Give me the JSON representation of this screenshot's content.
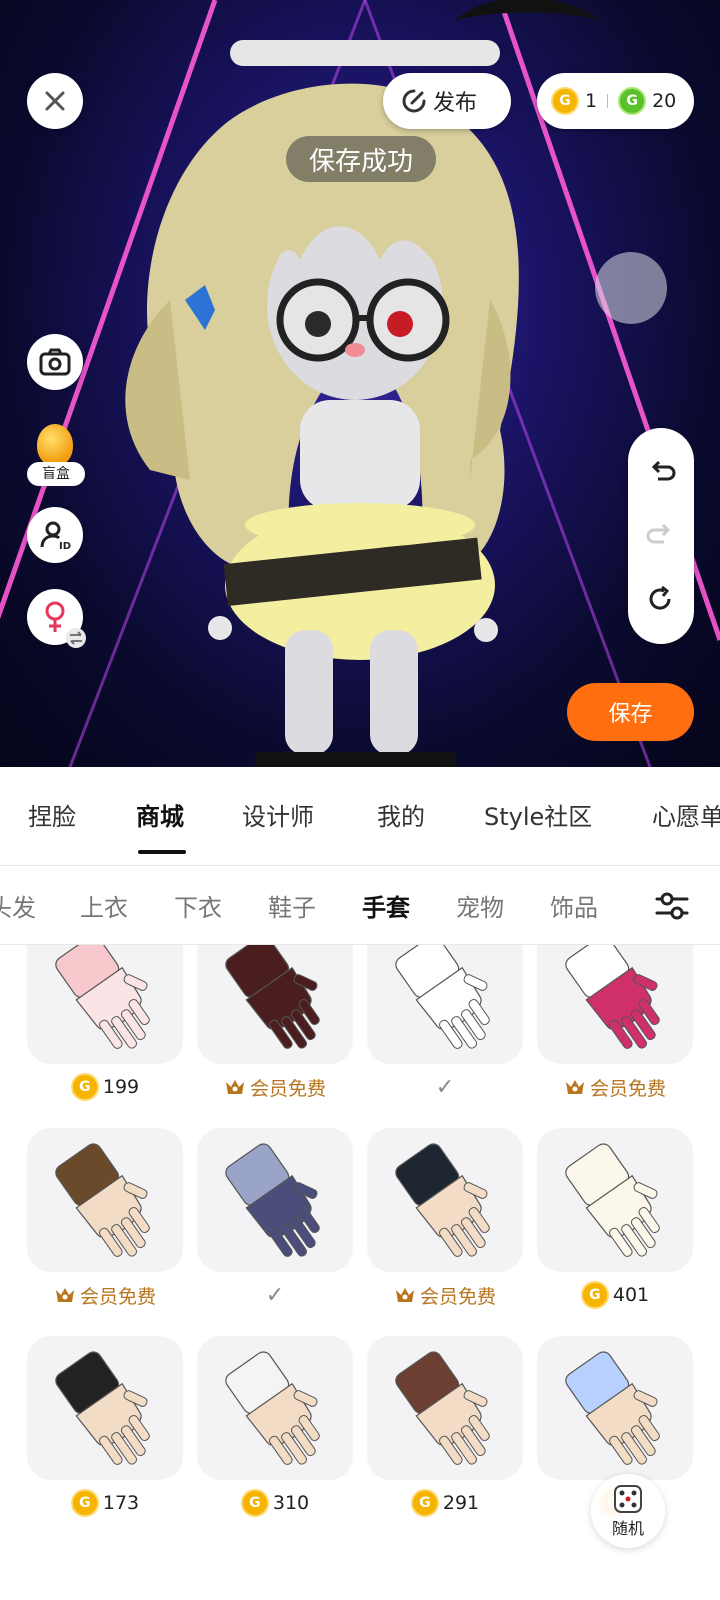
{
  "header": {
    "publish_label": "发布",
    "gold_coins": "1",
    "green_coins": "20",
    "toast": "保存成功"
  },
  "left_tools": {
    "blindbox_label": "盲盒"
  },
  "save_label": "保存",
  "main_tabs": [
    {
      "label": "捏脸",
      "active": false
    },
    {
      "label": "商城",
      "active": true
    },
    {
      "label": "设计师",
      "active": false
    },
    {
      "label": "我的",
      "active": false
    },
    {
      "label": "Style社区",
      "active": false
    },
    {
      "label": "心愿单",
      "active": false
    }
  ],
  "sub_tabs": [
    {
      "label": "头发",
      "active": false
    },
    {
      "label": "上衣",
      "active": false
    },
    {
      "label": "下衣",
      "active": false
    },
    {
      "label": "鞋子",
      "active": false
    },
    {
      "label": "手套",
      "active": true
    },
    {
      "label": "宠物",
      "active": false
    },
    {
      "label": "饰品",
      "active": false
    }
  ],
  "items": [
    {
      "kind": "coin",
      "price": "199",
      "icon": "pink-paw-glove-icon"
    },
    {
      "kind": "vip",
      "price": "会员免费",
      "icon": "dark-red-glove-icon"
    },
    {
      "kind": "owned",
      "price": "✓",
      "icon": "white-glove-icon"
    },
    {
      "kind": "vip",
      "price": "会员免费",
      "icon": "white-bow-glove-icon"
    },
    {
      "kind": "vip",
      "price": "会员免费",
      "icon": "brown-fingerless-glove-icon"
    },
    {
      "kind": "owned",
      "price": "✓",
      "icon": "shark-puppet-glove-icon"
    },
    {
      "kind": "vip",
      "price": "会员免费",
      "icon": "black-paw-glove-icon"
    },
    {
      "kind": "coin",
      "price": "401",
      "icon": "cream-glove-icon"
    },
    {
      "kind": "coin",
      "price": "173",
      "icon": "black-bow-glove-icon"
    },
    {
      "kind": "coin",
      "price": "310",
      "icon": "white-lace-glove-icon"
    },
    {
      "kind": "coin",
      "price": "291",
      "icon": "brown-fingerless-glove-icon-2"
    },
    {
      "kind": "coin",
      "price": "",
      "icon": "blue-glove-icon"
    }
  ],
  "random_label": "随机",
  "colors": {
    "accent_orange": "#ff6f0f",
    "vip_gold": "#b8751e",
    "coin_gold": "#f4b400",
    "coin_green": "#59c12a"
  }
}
◇ ◇ ◇ ◇
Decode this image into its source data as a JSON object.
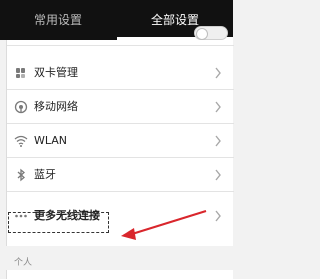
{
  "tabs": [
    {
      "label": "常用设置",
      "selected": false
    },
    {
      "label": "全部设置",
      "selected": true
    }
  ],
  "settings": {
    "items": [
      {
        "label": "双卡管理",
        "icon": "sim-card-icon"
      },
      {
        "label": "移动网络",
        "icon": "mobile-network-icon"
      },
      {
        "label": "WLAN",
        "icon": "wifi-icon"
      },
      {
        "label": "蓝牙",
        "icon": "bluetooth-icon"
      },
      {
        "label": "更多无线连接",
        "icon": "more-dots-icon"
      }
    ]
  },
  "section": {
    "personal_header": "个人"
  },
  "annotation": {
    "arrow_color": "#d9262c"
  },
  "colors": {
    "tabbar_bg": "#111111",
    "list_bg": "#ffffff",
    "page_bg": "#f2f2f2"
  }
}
◇ ◇ ◇ ◇
| WRITTEN TASK |
Read the lines above. Gather those in which the string "fingerless" is found.

| ANSWER FOR THE TASK |
      "icon": "brown-fingerless-glove-icon"
      "icon": "brown-fingerless-glove-icon-2"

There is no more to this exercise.